— Data for the task —

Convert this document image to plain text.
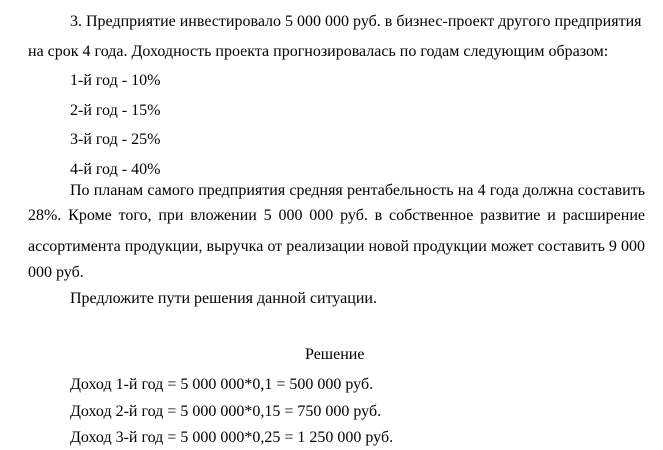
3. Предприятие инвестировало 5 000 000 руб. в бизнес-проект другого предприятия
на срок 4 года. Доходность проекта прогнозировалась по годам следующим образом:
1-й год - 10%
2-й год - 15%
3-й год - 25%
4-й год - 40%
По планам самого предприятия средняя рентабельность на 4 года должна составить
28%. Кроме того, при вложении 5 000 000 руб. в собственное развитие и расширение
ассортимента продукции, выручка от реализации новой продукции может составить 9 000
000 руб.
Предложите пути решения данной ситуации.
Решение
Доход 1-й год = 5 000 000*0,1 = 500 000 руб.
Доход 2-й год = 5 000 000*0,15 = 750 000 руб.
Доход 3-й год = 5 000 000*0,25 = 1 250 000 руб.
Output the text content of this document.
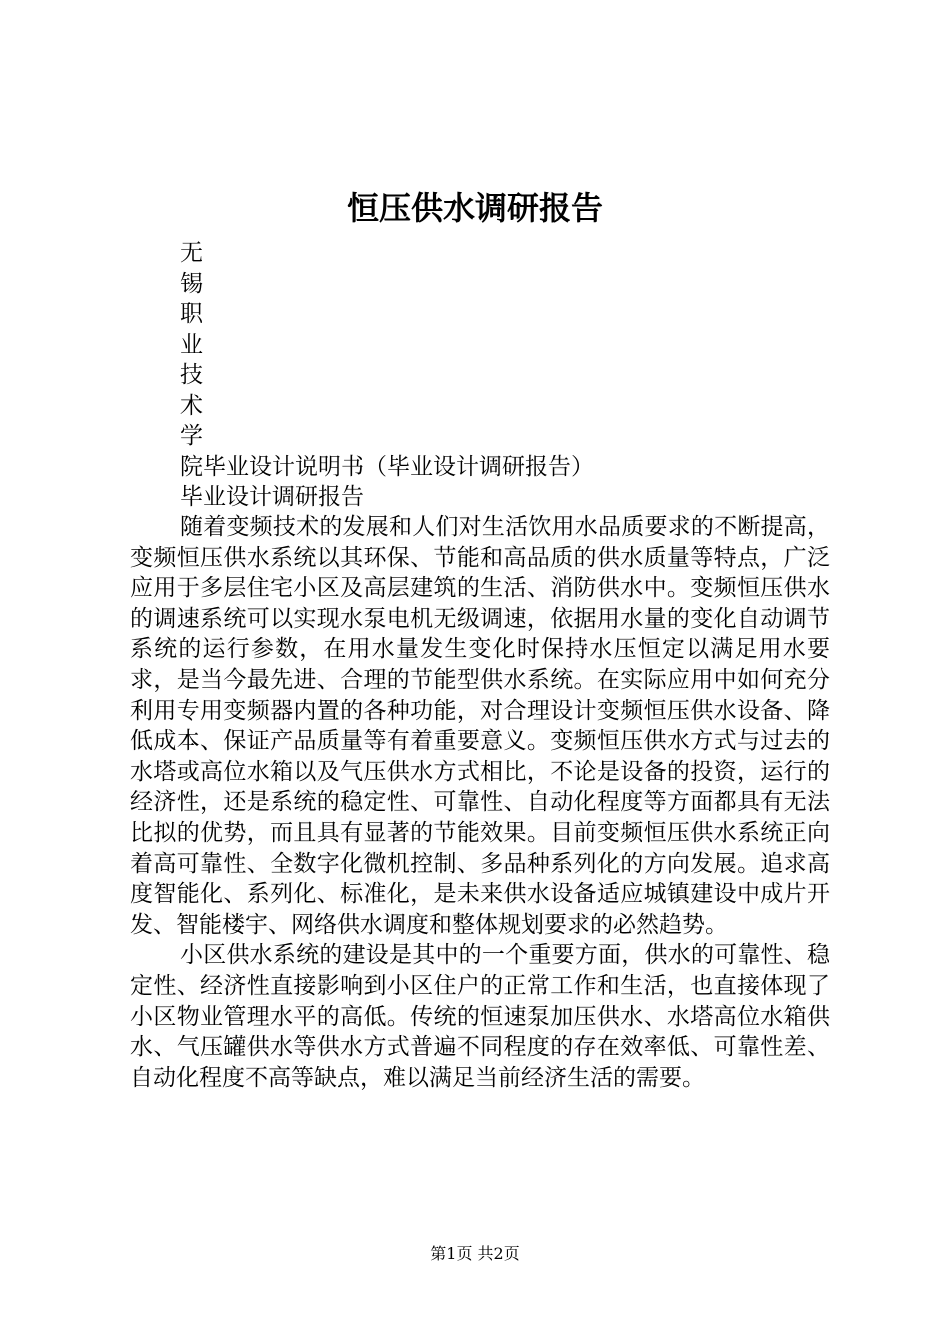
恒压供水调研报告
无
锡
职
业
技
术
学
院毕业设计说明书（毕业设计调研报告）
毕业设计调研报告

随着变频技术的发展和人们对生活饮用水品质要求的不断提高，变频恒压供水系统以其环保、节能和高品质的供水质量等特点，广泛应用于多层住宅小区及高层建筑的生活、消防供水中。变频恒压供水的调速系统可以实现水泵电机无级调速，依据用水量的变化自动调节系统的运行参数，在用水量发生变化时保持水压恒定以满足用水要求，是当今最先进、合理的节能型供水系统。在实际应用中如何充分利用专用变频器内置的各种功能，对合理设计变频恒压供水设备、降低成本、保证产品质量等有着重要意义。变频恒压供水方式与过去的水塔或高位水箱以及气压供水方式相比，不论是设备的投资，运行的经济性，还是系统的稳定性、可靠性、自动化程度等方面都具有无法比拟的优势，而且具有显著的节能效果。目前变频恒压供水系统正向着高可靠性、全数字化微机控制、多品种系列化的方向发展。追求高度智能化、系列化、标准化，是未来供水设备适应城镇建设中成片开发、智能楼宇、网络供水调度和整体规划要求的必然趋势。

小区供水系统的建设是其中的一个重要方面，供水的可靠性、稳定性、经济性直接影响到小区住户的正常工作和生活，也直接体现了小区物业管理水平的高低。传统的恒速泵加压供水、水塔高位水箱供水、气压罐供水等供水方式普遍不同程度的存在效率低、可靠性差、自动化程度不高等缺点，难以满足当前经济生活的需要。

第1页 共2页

* * *

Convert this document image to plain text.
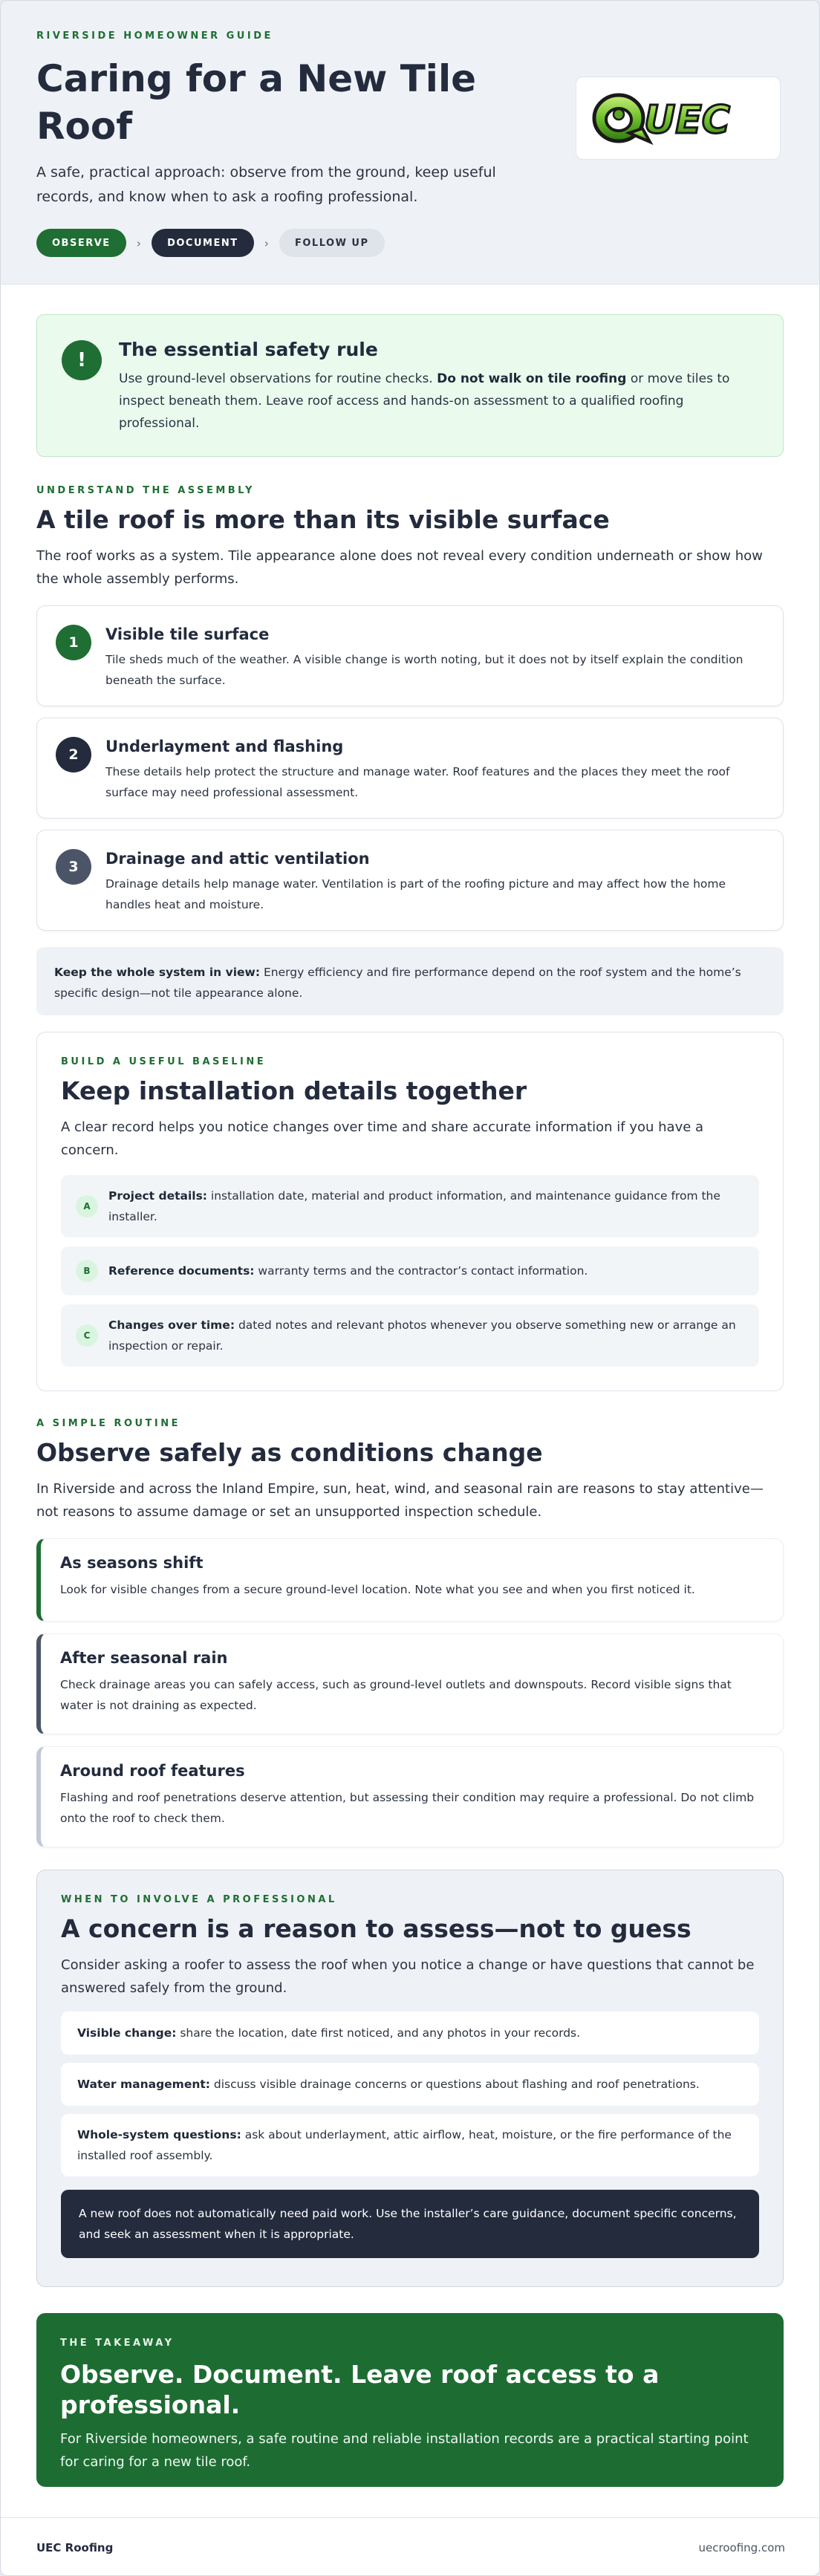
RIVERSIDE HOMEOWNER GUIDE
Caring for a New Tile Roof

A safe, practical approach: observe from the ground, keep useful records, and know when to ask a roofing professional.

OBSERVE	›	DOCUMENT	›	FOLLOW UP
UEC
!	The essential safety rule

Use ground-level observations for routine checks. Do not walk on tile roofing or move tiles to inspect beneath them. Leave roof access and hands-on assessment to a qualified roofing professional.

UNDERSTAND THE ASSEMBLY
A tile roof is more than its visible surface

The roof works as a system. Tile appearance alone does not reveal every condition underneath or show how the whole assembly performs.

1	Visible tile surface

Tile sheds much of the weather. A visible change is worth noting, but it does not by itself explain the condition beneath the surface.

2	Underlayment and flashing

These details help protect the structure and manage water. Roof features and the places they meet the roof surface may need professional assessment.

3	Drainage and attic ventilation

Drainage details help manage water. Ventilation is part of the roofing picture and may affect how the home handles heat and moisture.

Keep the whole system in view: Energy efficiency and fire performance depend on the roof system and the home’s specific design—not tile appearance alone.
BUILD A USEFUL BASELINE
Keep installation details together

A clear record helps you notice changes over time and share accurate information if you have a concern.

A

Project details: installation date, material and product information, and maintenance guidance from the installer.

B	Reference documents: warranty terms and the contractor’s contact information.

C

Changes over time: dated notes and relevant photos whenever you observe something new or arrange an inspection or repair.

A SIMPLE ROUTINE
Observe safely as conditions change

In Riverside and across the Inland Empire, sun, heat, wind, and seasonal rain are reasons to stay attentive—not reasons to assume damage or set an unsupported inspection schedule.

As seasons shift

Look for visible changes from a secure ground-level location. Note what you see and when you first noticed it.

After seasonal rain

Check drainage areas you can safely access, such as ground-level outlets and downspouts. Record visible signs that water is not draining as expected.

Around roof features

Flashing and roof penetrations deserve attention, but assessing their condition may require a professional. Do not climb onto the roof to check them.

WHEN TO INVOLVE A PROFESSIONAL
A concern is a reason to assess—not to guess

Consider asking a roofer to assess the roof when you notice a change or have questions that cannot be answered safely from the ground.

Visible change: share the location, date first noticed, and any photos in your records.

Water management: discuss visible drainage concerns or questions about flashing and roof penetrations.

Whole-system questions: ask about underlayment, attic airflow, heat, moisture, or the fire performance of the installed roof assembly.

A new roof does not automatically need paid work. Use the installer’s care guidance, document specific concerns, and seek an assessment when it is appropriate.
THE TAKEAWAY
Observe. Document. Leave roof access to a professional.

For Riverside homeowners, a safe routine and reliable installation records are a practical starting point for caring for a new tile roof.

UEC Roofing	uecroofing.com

--

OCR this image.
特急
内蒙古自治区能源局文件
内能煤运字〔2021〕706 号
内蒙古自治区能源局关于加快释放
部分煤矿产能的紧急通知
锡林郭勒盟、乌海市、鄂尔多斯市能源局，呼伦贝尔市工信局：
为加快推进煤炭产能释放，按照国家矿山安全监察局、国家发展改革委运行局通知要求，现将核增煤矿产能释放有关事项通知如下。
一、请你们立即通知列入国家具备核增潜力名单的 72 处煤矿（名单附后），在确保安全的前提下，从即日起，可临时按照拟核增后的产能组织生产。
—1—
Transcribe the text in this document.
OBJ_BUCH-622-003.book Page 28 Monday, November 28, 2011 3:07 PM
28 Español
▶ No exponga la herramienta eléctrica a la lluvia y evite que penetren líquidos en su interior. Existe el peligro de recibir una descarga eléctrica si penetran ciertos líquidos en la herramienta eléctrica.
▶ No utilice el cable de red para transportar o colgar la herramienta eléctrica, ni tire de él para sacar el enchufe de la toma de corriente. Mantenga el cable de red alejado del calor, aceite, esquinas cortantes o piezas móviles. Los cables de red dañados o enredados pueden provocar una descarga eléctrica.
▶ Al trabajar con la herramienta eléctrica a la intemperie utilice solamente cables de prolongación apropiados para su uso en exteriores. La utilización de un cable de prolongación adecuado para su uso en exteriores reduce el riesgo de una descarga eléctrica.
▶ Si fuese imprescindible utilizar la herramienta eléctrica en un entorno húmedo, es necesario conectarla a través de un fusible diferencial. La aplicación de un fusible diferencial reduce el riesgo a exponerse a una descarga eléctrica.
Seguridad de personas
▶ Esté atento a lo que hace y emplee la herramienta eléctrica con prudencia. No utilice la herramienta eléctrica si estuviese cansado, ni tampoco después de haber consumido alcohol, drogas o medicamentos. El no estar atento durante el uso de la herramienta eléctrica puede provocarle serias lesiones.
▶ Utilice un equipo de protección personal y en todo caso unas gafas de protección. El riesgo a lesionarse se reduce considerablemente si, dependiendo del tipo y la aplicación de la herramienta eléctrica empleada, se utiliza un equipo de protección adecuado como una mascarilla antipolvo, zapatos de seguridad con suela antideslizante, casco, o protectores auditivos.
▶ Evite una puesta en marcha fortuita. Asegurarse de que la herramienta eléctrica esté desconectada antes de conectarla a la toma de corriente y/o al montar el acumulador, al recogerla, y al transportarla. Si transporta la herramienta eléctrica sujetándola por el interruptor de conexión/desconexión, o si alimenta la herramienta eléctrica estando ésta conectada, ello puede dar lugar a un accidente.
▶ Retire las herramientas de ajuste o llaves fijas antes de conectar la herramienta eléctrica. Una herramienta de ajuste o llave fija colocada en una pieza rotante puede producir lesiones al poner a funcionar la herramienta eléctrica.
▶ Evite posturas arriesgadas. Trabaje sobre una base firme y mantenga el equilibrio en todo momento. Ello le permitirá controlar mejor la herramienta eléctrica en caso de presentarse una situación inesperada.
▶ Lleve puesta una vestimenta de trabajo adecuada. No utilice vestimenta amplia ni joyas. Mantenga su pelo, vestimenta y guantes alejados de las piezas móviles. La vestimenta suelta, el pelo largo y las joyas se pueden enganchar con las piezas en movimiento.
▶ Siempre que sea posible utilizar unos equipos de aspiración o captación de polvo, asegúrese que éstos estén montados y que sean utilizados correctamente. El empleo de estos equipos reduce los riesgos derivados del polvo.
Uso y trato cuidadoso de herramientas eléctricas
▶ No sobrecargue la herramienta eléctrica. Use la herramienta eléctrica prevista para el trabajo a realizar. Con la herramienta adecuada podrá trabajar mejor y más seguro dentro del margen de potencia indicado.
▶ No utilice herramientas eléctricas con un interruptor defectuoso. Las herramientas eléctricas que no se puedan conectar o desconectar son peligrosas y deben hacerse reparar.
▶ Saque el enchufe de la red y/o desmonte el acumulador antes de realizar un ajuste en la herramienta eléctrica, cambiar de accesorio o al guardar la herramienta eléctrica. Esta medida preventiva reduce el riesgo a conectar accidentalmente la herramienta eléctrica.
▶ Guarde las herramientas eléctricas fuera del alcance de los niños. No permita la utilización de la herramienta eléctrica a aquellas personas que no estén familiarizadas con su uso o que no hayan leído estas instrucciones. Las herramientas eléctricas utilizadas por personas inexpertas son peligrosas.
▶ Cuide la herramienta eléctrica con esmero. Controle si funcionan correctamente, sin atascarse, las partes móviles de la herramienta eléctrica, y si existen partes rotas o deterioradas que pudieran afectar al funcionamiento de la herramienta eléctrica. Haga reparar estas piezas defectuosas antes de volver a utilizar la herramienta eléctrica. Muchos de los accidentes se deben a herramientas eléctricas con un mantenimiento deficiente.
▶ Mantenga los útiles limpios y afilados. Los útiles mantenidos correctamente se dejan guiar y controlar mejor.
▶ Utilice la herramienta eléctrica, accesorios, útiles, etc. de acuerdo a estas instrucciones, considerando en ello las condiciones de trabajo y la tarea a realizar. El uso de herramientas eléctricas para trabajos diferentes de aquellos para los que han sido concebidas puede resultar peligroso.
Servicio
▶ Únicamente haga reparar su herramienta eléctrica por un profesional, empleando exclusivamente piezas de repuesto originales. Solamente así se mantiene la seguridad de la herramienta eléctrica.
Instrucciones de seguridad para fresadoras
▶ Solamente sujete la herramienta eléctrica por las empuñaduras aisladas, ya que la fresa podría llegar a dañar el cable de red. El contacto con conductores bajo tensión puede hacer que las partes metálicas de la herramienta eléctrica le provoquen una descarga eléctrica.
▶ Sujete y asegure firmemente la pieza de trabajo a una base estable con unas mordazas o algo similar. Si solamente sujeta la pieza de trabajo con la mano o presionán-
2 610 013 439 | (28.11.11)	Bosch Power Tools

— Short exercise —
Pull out every line in the material above where "appearance" occurs.

— Result of this exercise —
The roof works as a system. Tile appearance alone does not reveal every condition underneath or show how the whole assembly performs.
Keep the whole system in view: Energy efficiency and fire performance depend on the roof system and the home’s specific design—not tile appearance alone.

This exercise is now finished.